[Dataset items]
---*---

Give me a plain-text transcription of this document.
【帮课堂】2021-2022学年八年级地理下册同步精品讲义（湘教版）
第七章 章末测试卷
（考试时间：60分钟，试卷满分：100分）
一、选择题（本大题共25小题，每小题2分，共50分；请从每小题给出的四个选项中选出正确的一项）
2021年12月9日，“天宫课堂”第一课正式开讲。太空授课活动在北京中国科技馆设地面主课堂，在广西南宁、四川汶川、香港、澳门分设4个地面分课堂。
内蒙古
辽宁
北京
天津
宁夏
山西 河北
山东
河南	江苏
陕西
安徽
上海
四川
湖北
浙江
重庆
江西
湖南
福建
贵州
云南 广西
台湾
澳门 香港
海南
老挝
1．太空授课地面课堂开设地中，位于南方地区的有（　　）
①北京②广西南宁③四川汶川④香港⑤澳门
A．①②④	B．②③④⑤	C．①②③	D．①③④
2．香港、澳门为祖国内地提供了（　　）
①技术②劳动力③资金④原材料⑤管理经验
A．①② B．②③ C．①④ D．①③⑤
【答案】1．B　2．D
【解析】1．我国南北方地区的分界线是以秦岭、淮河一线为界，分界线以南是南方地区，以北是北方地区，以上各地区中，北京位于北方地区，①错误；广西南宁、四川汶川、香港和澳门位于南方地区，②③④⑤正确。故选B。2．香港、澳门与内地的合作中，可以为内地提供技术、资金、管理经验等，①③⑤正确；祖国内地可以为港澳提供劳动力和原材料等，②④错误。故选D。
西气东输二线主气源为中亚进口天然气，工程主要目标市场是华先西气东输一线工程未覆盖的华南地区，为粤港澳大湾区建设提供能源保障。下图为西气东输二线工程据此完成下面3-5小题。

---*---

Transcribe the full listing above without leaving anything out.

*Response below*:
Give me a plain-text transcription of this document.
【帮课堂】2021-2022学年八年级地理下册同步精品讲义（湘教版）
第七章 章末测试卷
（考试时间：60分钟，试卷满分：100分）
一、选择题（本大题共25小题，每小题2分，共50分；请从每小题给出的四个选项中选出正确的一项）
2021年12月9日，“天宫课堂”第一课正式开讲。太空授课活动在北京中国科技馆设地面主课堂，在广西南宁、四川汶川、香港、澳门分设4个地面分课堂。
内蒙古
辽宁
北京
天津
宁夏
山西 河北
山东
河南	江苏
陕西
安徽
上海
四川
湖北
浙江
重庆
江西
湖南
福建
贵州
云南 广西
台湾
澳门 香港
海南
老挝
1．太空授课地面课堂开设地中，位于南方地区的有（　　）
①北京②广西南宁③四川汶川④香港⑤澳门
A．①②④	B．②③④⑤	C．①②③	D．①③④
2．香港、澳门为祖国内地提供了（　　）
①技术②劳动力③资金④原材料⑤管理经验
A．①② B．②③ C．①④ D．①③⑤
【答案】1．B　2．D
【解析】1．我国南北方地区的分界线是以秦岭、淮河一线为界，分界线以南是南方地区，以北是北方地区，以上各地区中，北京位于北方地区，①错误；广西南宁、四川汶川、香港和澳门位于南方地区，②③④⑤正确。故选B。2．香港、澳门与内地的合作中，可以为内地提供技术、资金、管理经验等，①③⑤正确；祖国内地可以为港澳提供劳动力和原材料等，②④错误。故选D。
西气东输二线主气源为中亚进口天然气，工程主要目标市场是华先西气东输一线工程未覆盖的华南地区，为粤港澳大湾区建设提供能源保障。下图为西气东输二线工程据此完成下面3-5小题。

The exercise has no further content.